# Record set:
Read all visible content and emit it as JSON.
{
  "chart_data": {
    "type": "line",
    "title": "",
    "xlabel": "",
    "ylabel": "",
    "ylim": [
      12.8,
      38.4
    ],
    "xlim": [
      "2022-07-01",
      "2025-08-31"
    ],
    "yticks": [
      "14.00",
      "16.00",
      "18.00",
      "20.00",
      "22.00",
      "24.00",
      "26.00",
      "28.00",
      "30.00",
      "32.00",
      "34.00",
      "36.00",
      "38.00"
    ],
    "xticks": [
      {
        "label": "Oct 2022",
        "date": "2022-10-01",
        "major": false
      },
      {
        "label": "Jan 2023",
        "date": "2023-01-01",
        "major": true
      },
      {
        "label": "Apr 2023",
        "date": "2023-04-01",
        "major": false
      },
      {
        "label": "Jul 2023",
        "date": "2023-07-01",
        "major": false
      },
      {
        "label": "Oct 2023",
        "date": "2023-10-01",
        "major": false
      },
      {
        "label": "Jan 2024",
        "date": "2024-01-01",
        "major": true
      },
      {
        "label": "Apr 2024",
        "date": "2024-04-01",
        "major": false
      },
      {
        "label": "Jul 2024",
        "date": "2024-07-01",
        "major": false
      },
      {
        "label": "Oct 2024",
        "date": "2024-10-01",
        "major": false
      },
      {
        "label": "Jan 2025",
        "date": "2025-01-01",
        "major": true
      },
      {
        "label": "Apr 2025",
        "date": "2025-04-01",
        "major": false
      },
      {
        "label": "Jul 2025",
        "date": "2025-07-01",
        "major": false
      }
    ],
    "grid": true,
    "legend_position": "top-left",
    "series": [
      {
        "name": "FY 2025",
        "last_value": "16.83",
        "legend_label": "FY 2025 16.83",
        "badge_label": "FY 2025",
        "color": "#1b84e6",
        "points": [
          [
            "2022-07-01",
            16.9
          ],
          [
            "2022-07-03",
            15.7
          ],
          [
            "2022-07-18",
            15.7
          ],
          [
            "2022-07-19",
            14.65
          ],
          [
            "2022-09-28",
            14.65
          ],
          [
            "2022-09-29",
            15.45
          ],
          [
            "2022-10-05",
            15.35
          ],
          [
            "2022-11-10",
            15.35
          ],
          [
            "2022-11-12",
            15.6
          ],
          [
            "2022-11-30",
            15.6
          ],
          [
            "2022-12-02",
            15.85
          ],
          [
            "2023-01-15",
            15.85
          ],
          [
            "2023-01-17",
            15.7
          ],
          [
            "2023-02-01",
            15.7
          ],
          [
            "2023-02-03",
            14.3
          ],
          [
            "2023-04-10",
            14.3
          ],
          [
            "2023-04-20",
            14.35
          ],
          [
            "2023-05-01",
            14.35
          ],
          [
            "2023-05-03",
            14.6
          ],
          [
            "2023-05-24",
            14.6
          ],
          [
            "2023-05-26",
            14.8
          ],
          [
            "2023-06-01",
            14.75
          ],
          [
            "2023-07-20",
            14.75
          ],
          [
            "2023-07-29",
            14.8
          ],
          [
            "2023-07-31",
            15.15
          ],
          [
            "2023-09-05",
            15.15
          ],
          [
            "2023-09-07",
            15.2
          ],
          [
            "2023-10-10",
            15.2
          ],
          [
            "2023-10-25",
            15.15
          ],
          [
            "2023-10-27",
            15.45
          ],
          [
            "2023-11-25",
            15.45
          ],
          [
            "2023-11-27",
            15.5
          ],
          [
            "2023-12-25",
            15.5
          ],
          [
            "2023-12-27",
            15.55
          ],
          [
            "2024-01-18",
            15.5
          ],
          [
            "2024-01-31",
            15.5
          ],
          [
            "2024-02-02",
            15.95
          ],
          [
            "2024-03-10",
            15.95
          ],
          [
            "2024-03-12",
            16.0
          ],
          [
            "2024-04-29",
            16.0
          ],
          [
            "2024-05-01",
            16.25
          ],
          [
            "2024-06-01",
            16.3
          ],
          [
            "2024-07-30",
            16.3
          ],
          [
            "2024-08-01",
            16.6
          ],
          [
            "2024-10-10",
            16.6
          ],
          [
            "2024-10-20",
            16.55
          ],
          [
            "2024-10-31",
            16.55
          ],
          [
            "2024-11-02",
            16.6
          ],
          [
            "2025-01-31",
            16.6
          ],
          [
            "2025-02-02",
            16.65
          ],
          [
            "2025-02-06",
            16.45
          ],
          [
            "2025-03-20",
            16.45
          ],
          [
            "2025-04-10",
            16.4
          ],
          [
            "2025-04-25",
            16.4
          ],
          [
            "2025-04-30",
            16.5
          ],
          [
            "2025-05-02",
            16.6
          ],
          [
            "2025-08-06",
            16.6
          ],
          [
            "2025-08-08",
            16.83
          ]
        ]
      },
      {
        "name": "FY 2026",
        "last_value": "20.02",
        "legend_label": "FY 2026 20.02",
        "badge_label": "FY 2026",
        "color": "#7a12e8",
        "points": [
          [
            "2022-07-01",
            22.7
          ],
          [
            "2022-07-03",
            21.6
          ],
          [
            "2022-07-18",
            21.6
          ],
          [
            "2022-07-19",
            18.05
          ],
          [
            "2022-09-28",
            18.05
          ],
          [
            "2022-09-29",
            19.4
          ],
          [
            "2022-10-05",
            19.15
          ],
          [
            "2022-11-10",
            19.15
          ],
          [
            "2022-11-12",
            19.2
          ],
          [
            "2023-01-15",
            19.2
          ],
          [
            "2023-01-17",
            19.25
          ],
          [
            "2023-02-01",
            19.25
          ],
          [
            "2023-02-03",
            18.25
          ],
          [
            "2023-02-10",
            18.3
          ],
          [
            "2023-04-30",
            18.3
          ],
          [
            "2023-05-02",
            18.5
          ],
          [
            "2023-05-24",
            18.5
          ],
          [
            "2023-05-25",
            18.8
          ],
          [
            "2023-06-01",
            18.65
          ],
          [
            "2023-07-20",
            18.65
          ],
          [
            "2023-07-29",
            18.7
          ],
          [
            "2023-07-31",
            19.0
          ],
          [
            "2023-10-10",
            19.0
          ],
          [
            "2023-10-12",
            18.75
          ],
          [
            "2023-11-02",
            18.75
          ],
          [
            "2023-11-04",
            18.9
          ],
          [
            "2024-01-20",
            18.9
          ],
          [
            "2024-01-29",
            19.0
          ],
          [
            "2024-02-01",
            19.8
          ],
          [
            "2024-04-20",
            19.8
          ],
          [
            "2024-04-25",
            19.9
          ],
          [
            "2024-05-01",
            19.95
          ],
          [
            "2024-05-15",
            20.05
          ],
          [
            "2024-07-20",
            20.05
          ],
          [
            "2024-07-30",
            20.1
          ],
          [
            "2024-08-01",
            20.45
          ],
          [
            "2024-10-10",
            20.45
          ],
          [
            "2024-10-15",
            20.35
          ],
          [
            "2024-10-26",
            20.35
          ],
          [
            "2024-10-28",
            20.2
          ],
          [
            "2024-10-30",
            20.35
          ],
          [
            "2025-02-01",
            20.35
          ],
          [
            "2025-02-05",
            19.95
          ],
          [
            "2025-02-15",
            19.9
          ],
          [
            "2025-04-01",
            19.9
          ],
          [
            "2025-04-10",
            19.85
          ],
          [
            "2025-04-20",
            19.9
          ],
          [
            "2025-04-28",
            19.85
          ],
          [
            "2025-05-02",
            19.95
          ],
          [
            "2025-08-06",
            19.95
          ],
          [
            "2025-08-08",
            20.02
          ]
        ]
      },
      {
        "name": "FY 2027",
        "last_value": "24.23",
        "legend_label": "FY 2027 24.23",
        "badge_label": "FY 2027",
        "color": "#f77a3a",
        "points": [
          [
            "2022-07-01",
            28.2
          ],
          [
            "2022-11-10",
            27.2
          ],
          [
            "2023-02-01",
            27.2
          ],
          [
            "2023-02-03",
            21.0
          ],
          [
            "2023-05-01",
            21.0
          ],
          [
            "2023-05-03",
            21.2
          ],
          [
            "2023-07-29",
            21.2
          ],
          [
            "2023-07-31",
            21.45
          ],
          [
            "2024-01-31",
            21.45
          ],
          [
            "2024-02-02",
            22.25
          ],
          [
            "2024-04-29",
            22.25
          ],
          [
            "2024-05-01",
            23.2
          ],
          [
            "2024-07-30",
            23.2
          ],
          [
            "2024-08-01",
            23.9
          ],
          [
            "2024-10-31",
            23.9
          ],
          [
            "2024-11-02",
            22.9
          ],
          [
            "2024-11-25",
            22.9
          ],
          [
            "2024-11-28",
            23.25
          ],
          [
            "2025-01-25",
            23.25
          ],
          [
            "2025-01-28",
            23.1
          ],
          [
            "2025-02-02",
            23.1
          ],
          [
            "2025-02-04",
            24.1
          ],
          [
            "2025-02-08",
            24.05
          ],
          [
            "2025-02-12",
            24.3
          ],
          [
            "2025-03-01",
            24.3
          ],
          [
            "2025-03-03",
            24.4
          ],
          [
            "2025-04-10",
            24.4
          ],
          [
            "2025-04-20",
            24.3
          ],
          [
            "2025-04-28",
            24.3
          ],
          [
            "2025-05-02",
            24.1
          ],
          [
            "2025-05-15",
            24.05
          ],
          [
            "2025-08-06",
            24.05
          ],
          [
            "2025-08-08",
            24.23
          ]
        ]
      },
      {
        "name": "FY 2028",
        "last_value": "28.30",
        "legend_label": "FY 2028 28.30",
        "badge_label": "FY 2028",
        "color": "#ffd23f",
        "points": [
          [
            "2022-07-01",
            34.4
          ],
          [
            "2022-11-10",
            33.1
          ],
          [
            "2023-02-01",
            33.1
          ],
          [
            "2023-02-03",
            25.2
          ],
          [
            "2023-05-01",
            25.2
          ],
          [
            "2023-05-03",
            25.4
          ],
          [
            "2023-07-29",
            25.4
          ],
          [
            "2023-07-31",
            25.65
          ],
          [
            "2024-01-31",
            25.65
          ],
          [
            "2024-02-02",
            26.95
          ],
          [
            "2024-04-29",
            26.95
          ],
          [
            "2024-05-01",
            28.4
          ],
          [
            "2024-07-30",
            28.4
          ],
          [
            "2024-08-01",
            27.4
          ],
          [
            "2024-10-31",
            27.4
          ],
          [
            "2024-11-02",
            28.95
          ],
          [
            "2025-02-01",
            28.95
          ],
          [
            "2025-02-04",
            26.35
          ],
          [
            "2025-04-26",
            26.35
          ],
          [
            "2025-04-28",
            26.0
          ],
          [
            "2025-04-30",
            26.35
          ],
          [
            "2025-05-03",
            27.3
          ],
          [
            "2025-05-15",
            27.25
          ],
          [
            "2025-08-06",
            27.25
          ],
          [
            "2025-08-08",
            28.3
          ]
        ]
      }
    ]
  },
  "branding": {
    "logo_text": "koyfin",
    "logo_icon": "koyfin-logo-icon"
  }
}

# Your objective:
Report all lines of the data that include the word "date".

# Task response:
        "date": "2022-10-01",
        "date": "2023-01-01",
        "date": "2023-04-01",
        "date": "2023-07-01",
        "date": "2023-10-01",
        "date": "2024-01-01",
        "date": "2024-04-01",
        "date": "2024-07-01",
        "date": "2024-10-01",
        "date": "2025-01-01",
        "date": "2025-04-01",
        "date": "2025-07-01",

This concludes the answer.